Given data:

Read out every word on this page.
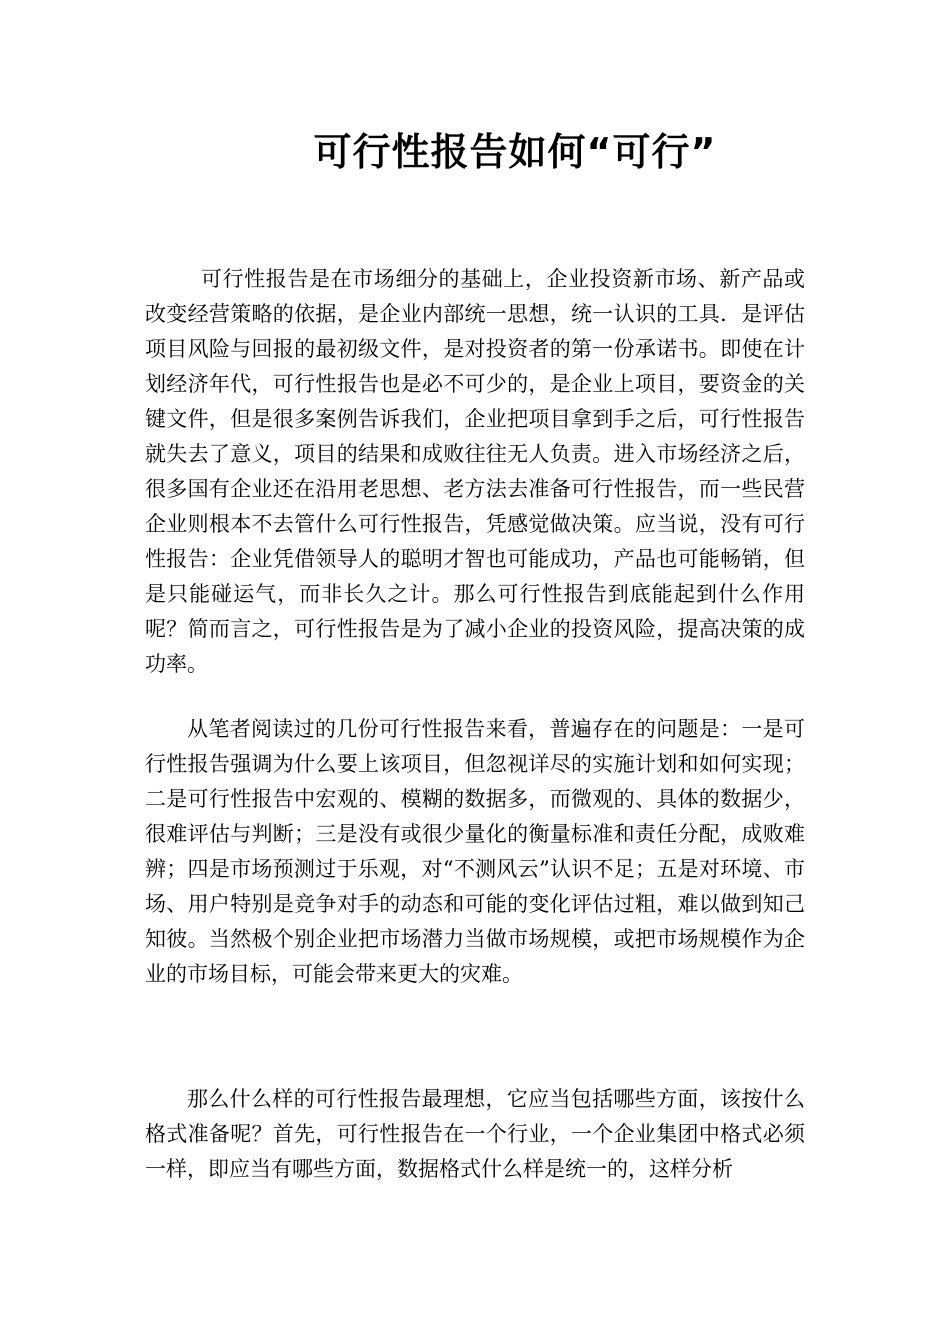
可行性报告如何“可行”

可行性报告是在市场细分的基础上，企业投资新市场、新产品或改变经营策略的依据，是企业内部统一思想，统一认识的工具．是评估项目风险与回报的最初级文件，是对投资者的第一份承诺书。即使在计划经济年代，可行性报告也是必不可少的，是企业上项目，要资金的关键文件，但是很多案例告诉我们，企业把项目拿到手之后，可行性报告就失去了意义，项目的结果和成败往往无人负责。进入市场经济之后，很多国有企业还在沿用老思想、老方法去准备可行性报告，而一些民营企业则根本不去管什么可行性报告，凭感觉做决策。应当说，没有可行性报告：企业凭借领导人的聪明才智也可能成功，产品也可能畅销，但是只能碰运气，而非长久之计。那么可行性报告到底能起到什么作用呢？简而言之，可行性报告是为了减小企业的投资风险，提高决策的成功率。

从笔者阅读过的几份可行性报告来看，普遍存在的问题是：一是可行性报告强调为什么要上该项目，但忽视详尽的实施计划和如何实现；二是可行性报告中宏观的、模糊的数据多，而微观的、具体的数据少，很难评估与判断；三是没有或很少量化的衡量标准和责任分配，成败难辨；四是市场预测过于乐观，对“不测风云”认识不足；五是对环境、市场、用户特别是竞争对手的动态和可能的变化评估过粗，难以做到知己知彼。当然极个别企业把市场潜力当做市场规模，或把市场规模作为企业的市场目标，可能会带来更大的灾难。

那么什么样的可行性报告最理想，它应当包括哪些方面，该按什么格式准备呢？首先，可行性报告在一个行业，一个企业集团中格式必须一样，即应当有哪些方面，数据格式什么样是统一的，这样分析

What is asked: Write the records out once more, exactly as they appear, with no pictures.

Full answer:
Read out every word on this page.
可行性报告如何“可行”

可行性报告是在市场细分的基础上，企业投资新市场、新产品或改变经营策略的依据，是企业内部统一思想，统一认识的工具．是评估项目风险与回报的最初级文件，是对投资者的第一份承诺书。即使在计划经济年代，可行性报告也是必不可少的，是企业上项目，要资金的关键文件，但是很多案例告诉我们，企业把项目拿到手之后，可行性报告就失去了意义，项目的结果和成败往往无人负责。进入市场经济之后，很多国有企业还在沿用老思想、老方法去准备可行性报告，而一些民营企业则根本不去管什么可行性报告，凭感觉做决策。应当说，没有可行性报告：企业凭借领导人的聪明才智也可能成功，产品也可能畅销，但是只能碰运气，而非长久之计。那么可行性报告到底能起到什么作用呢？简而言之，可行性报告是为了减小企业的投资风险，提高决策的成功率。

从笔者阅读过的几份可行性报告来看，普遍存在的问题是：一是可行性报告强调为什么要上该项目，但忽视详尽的实施计划和如何实现；二是可行性报告中宏观的、模糊的数据多，而微观的、具体的数据少，很难评估与判断；三是没有或很少量化的衡量标准和责任分配，成败难辨；四是市场预测过于乐观，对“不测风云”认识不足；五是对环境、市场、用户特别是竞争对手的动态和可能的变化评估过粗，难以做到知己知彼。当然极个别企业把市场潜力当做市场规模，或把市场规模作为企业的市场目标，可能会带来更大的灾难。

那么什么样的可行性报告最理想，它应当包括哪些方面，该按什么格式准备呢？首先，可行性报告在一个行业，一个企业集团中格式必须一样，即应当有哪些方面，数据格式什么样是统一的，这样分析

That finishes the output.